## Directive A
For the forum excerpt about keeping Cariba with Tetras, say whether each statement below agrees with it: (i) the tank holds plants and rocks; (ii) keeping the Tetras with the Cariba was planned from the start; (iii) of 6 Cariba in a 125g, one has been lost to cannibalism so far. Answer yes or no for each, quoting the deciding words of the excerpt.
## Directive B
Write what comes next in the forum thread about keeping Cariba with Tetras, picking up after its final line.

## Excerpted passage
· · · · ·

I also have no plants, no rocks, and 2 driftwood stumps that are hung upside down in the tank so they don't provide any safe cover for the fish. Cariba hide if you give the hiding spots, they shoal if you don't. At least that is my observation so far. But like I said I wasn't trying to cohab and I'm not an expert. They may very well turn on the Tetras if I miss a feeding or just because it's in their nature.

Good luck if you try it.

Oh ya I almost forgot I do %50 water changes once a week. I think that plays a huge role in why they leave the Tetras alone.


----------



## Demon Darko (Jan 28, 2007)

CJPIRANHA said:


> I have all kinds of Tetras with my Cariba and it's working out fine although it wasn't planned to be that way. The Tetras were added to help spread out any aggression among the shoal so in theory it would minimize any 1 fish getting picked on. It worked IMHO because out of 6 Cariba in a 125g I only lost 1 to cannibalism so far, which is better than most people from what I've been reading. They are now 3 inches and the one I lost was the smallest one in the group from the start. He would actually shoal with the Tetras and not the Cariba. The others would have a few fin and tail nips here and there but for the last month they are peaceful with each other and surprisingly with the Tetras! In fact I have 1 Tetra who had his whole tail taken off about 6 weeks ago and they still haven't finished him off.

· · · · ·

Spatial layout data
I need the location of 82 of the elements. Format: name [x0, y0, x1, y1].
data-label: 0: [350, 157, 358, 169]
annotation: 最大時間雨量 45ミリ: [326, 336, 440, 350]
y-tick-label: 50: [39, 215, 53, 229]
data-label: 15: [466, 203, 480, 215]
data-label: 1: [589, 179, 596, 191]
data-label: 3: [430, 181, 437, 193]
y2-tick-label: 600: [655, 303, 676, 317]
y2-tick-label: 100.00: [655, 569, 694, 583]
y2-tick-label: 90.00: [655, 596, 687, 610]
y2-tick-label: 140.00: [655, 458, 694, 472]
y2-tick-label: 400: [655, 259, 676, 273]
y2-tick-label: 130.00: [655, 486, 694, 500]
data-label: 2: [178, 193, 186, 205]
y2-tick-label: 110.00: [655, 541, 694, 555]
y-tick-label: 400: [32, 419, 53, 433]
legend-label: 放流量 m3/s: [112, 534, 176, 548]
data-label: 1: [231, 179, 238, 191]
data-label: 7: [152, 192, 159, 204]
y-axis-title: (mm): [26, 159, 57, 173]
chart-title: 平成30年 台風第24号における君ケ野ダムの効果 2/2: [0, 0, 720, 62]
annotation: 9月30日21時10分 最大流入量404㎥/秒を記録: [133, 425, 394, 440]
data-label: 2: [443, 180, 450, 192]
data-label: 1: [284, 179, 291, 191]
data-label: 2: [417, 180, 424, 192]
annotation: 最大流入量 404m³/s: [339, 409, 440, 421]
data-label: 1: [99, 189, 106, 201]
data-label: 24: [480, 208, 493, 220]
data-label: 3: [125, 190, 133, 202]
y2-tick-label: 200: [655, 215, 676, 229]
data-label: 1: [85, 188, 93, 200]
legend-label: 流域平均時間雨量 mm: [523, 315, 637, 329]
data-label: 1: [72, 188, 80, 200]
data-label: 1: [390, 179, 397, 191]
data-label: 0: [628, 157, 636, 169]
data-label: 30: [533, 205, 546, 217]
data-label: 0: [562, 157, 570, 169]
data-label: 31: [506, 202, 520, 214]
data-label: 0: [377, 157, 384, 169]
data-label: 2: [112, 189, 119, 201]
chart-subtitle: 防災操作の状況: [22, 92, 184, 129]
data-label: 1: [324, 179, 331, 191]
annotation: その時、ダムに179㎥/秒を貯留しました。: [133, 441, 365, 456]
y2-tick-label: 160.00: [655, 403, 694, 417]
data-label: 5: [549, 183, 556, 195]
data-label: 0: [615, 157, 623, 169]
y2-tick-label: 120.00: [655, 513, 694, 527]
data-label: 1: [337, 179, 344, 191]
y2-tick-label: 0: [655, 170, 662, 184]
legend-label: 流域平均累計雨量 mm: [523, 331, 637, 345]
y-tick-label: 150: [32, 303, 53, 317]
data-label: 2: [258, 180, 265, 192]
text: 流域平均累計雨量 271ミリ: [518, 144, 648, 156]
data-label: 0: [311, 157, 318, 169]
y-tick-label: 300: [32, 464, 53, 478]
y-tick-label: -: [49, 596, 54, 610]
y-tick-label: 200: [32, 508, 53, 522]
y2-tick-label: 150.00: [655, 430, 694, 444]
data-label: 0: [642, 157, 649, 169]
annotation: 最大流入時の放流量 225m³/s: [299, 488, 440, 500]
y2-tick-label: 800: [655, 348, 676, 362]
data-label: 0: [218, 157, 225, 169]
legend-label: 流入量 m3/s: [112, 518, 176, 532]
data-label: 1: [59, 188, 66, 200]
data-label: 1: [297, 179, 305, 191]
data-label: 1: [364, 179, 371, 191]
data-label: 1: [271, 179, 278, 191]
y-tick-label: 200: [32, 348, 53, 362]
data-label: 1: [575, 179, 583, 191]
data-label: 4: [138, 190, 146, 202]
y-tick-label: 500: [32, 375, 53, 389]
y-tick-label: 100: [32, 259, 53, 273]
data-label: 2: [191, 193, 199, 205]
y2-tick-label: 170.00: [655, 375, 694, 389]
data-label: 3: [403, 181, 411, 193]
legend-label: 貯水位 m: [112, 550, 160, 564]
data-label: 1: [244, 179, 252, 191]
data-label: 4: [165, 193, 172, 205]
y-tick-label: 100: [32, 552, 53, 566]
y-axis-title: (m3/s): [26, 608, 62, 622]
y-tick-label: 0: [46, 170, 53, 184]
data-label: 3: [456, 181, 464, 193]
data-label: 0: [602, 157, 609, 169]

· · · · ·

## Expected output A
(i) No: "I also have no plants, no rocks"
(ii) No: "it wasn't planned to be that way"
(iii) Yes: "out of 6 Cariba in a 125g I only lost 1 to cannibalism so far"

## Expected output B
> 
> The key reasons I think they leave the Tetras and each other alone is frequent small feedings and a variety of foods. They get fed 3x a day usually shrimp both with and without shell, tilapia, bloodworms, earthworms, squid and hikari cichlid pellets. What they get depends on what I have. They also get fed Convicts when I have some but that is more of a treat and not their staple. The Hikari was meant for the Tetras and convicts when they are in the tank but the Cariba grab the pellets from the top once the convicts and tetras go for them. For the record the Tetras I have are Phantoms, Bleeding Hearts, etc. and others that have a similar humeral spot to the Cariba. I think the Cariba have out grown seeing the Tetras as a food source and the occasional convict is alot more interesting for them to chase at this point because they don't shoal. The Cariba pretty much divide and conquer them.
> 
> ...


"Cohab" implies that both species exist together to a somewhat harmonious degree, your situation on the other hand isnt so much a "cohab" as much as it is a matter of the caribe just havent made their move yet.


----------



## Demon Darko (Jan 28, 2007)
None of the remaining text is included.